**WHAT TO PRODUCE**
Repeat the whole listing below, word for word.

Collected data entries
- - - - -
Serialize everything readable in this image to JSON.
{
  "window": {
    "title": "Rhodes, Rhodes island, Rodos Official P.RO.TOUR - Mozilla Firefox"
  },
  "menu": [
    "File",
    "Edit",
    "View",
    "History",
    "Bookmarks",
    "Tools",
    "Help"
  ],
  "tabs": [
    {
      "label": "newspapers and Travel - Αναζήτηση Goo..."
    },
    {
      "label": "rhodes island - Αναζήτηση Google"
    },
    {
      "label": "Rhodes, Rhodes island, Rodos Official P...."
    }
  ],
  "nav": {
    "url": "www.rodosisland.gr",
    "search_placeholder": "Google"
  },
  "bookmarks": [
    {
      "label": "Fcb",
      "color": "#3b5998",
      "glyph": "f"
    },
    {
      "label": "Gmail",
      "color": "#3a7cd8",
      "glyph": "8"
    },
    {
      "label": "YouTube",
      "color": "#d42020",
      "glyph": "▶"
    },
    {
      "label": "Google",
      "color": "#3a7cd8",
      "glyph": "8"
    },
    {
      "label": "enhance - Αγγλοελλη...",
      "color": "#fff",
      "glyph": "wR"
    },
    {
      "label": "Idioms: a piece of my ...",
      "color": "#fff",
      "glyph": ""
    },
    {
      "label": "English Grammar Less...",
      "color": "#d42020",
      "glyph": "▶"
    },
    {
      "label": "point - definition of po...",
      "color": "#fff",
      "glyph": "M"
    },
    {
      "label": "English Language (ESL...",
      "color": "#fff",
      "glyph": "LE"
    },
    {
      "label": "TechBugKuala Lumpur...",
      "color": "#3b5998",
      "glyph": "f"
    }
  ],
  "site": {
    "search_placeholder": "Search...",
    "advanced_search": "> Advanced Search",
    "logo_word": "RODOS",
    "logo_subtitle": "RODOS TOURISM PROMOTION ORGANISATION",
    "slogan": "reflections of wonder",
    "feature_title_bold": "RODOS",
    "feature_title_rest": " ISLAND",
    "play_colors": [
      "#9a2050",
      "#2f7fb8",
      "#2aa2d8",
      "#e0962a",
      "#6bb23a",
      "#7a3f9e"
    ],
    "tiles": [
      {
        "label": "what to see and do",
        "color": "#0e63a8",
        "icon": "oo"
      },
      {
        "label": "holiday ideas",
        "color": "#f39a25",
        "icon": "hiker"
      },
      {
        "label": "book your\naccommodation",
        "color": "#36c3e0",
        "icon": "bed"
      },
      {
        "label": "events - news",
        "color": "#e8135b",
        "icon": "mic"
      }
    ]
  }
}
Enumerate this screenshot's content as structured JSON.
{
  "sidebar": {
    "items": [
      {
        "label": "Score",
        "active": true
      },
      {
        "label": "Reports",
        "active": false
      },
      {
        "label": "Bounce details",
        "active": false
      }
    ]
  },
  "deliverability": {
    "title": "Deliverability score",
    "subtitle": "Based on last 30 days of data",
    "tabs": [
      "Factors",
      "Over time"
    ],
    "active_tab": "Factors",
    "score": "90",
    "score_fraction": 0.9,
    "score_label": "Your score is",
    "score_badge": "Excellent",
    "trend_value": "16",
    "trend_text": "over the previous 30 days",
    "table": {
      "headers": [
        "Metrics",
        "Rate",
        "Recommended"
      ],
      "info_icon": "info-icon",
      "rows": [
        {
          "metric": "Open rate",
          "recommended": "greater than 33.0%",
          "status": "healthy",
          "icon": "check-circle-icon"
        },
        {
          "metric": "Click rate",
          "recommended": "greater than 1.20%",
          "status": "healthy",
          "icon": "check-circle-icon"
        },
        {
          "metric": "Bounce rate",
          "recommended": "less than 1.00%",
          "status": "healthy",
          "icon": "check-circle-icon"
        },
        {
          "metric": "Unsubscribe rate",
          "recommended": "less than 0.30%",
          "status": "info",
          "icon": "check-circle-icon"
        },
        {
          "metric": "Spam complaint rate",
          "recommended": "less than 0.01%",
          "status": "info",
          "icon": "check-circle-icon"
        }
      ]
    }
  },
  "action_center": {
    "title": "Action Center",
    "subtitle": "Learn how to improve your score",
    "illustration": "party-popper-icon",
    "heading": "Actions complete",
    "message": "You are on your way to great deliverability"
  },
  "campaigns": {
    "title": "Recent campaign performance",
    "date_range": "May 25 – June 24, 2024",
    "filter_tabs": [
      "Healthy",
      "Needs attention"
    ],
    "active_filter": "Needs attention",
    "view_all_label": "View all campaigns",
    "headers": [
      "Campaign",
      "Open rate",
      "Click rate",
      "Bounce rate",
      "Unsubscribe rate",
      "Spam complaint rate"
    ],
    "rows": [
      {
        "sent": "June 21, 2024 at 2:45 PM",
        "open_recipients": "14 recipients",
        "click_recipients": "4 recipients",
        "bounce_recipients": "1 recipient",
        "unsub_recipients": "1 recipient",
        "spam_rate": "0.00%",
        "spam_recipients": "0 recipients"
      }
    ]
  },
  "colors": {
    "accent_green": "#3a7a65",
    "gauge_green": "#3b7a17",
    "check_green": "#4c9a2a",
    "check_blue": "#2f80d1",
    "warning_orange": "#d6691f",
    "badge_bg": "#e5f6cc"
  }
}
- - - - -
**THE COMPLETED TASK**
Serialize everything readable in this image to JSON.
{
  "window": {
    "title": "Rhodes, Rhodes island, Rodos Official P.RO.TOUR - Mozilla Firefox"
  },
  "menu": [
    "File",
    "Edit",
    "View",
    "History",
    "Bookmarks",
    "Tools",
    "Help"
  ],
  "tabs": [
    {
      "label": "newspapers and Travel - Αναζήτηση Goo..."
    },
    {
      "label": "rhodes island - Αναζήτηση Google"
    },
    {
      "label": "Rhodes, Rhodes island, Rodos Official P...."
    }
  ],
  "nav": {
    "url": "www.rodosisland.gr",
    "search_placeholder": "Google"
  },
  "bookmarks": [
    {
      "label": "Fcb",
      "color": "#3b5998",
      "glyph": "f"
    },
    {
      "label": "Gmail",
      "color": "#3a7cd8",
      "glyph": "8"
    },
    {
      "label": "YouTube",
      "color": "#d42020",
      "glyph": "▶"
    },
    {
      "label": "Google",
      "color": "#3a7cd8",
      "glyph": "8"
    },
    {
      "label": "enhance - Αγγλοελλη...",
      "color": "#fff",
      "glyph": "wR"
    },
    {
      "label": "Idioms: a piece of my ...",
      "color": "#fff",
      "glyph": ""
    },
    {
      "label": "English Grammar Less...",
      "color": "#d42020",
      "glyph": "▶"
    },
    {
      "label": "point - definition of po...",
      "color": "#fff",
      "glyph": "M"
    },
    {
      "label": "English Language (ESL...",
      "color": "#fff",
      "glyph": "LE"
    },
    {
      "label": "TechBugKuala Lumpur...",
      "color": "#3b5998",
      "glyph": "f"
    }
  ],
  "site": {
    "search_placeholder": "Search...",
    "advanced_search": "> Advanced Search",
    "logo_word": "RODOS",
    "logo_subtitle": "RODOS TOURISM PROMOTION ORGANISATION",
    "slogan": "reflections of wonder",
    "feature_title_bold": "RODOS",
    "feature_title_rest": " ISLAND",
    "play_colors": [
      "#9a2050",
      "#2f7fb8",
      "#2aa2d8",
      "#e0962a",
      "#6bb23a",
      "#7a3f9e"
    ],
    "tiles": [
      {
        "label": "what to see and do",
        "color": "#0e63a8",
        "icon": "oo"
      },
      {
        "label": "holiday ideas",
        "color": "#f39a25",
        "icon": "hiker"
      },
      {
        "label": "book your\naccommodation",
        "color": "#36c3e0",
        "icon": "bed"
      },
      {
        "label": "events - news",
        "color": "#e8135b",
        "icon": "mic"
      }
    ]
  }
}
Enumerate this screenshot's content as structured JSON.
{
  "sidebar": {
    "items": [
      {
        "label": "Score",
        "active": true
      },
      {
        "label": "Reports",
        "active": false
      },
      {
        "label": "Bounce details",
        "active": false
      }
    ]
  },
  "deliverability": {
    "title": "Deliverability score",
    "subtitle": "Based on last 30 days of data",
    "tabs": [
      "Factors",
      "Over time"
    ],
    "active_tab": "Factors",
    "score": "90",
    "score_fraction": 0.9,
    "score_label": "Your score is",
    "score_badge": "Excellent",
    "trend_value": "16",
    "trend_text": "over the previous 30 days",
    "table": {
      "headers": [
        "Metrics",
        "Rate",
        "Recommended"
      ],
      "info_icon": "info-icon",
      "rows": [
        {
          "metric": "Open rate",
          "recommended": "greater than 33.0%",
          "status": "healthy",
          "icon": "check-circle-icon"
        },
        {
          "metric": "Click rate",
          "recommended": "greater than 1.20%",
          "status": "healthy",
          "icon": "check-circle-icon"
        },
        {
          "metric": "Bounce rate",
          "recommended": "less than 1.00%",
          "status": "healthy",
          "icon": "check-circle-icon"
        },
        {
          "metric": "Unsubscribe rate",
          "recommended": "less than 0.30%",
          "status": "info",
          "icon": "check-circle-icon"
        },
        {
          "metric": "Spam complaint rate",
          "recommended": "less than 0.01%",
          "status": "info",
          "icon": "check-circle-icon"
        }
      ]
    }
  },
  "action_center": {
    "title": "Action Center",
    "subtitle": "Learn how to improve your score",
    "illustration": "party-popper-icon",
    "heading": "Actions complete",
    "message": "You are on your way to great deliverability"
  },
  "campaigns": {
    "title": "Recent campaign performance",
    "date_range": "May 25 – June 24, 2024",
    "filter_tabs": [
      "Healthy",
      "Needs attention"
    ],
    "active_filter": "Needs attention",
    "view_all_label": "View all campaigns",
    "headers": [
      "Campaign",
      "Open rate",
      "Click rate",
      "Bounce rate",
      "Unsubscribe rate",
      "Spam complaint rate"
    ],
    "rows": [
      {
        "sent": "June 21, 2024 at 2:45 PM",
        "open_recipients": "14 recipients",
        "click_recipients": "4 recipients",
        "bounce_recipients": "1 recipient",
        "unsub_recipients": "1 recipient",
        "spam_rate": "0.00%",
        "spam_recipients": "0 recipients"
      }
    ]
  },
  "colors": {
    "accent_green": "#3a7a65",
    "gauge_green": "#3b7a17",
    "check_green": "#4c9a2a",
    "check_blue": "#2f80d1",
    "warning_orange": "#d6691f",
    "badge_bg": "#e5f6cc"
  }
}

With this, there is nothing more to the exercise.